+++ INFORMATION SUPPLIED

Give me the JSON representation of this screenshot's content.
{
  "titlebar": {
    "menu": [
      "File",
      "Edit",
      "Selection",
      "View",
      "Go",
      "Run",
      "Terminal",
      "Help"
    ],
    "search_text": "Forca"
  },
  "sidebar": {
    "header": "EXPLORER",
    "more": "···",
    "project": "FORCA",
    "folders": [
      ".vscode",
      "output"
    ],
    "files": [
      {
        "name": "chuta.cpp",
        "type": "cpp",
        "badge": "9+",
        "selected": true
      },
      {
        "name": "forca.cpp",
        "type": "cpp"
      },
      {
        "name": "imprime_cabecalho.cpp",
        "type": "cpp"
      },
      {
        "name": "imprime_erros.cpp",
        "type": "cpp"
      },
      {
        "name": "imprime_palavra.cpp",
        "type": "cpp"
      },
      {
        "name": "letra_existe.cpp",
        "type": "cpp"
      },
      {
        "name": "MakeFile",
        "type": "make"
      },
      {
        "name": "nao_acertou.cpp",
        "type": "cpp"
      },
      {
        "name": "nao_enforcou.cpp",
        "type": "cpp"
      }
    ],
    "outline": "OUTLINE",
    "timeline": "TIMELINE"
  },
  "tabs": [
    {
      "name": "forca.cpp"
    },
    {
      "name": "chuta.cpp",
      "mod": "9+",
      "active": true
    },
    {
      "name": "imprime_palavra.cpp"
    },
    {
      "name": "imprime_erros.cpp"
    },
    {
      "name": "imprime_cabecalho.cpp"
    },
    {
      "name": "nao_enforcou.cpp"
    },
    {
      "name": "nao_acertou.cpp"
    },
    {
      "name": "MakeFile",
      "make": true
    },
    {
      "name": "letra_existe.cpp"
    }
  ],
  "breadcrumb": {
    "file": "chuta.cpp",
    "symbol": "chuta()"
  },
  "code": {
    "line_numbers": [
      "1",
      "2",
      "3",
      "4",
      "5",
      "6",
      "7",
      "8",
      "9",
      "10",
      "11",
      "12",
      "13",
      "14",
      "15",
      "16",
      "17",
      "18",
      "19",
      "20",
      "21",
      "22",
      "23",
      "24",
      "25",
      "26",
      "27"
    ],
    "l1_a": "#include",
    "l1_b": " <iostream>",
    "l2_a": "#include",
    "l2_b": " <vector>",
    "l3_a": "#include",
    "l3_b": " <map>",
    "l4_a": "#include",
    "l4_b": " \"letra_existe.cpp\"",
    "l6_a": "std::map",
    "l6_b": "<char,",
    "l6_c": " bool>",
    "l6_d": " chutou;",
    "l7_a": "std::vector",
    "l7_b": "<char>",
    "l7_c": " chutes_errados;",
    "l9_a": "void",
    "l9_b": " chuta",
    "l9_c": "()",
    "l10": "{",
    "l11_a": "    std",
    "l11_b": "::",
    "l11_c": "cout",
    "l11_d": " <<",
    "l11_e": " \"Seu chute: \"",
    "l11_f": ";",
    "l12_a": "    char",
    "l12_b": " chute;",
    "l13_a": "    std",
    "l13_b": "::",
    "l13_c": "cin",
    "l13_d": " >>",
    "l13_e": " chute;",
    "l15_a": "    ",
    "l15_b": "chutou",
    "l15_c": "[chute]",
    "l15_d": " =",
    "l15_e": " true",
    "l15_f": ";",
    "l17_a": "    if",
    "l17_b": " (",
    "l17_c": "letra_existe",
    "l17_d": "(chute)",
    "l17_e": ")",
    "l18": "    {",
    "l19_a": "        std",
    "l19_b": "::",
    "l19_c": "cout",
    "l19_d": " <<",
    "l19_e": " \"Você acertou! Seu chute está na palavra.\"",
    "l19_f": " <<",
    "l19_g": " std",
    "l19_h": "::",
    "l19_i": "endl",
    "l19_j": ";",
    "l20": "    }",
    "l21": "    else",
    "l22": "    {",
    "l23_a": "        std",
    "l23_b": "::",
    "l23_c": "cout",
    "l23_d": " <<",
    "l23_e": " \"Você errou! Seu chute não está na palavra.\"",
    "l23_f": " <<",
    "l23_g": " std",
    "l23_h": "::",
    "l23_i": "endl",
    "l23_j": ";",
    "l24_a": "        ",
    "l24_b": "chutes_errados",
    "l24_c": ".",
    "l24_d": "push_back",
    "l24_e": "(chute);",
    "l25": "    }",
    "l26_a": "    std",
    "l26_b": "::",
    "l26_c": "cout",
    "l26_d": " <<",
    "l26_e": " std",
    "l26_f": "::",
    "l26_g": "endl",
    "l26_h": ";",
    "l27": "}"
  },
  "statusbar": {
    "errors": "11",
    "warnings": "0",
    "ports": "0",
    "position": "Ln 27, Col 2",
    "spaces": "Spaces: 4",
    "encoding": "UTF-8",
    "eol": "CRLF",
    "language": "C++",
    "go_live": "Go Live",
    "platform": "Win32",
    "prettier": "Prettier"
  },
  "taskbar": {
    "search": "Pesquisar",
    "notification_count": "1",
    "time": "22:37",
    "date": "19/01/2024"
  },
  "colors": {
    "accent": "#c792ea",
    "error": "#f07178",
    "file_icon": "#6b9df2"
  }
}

++++++

## EXERCISE
Count how many lines in the data contain the word "cout", giving the number without comment.

## EXPECTED OUTPUT
4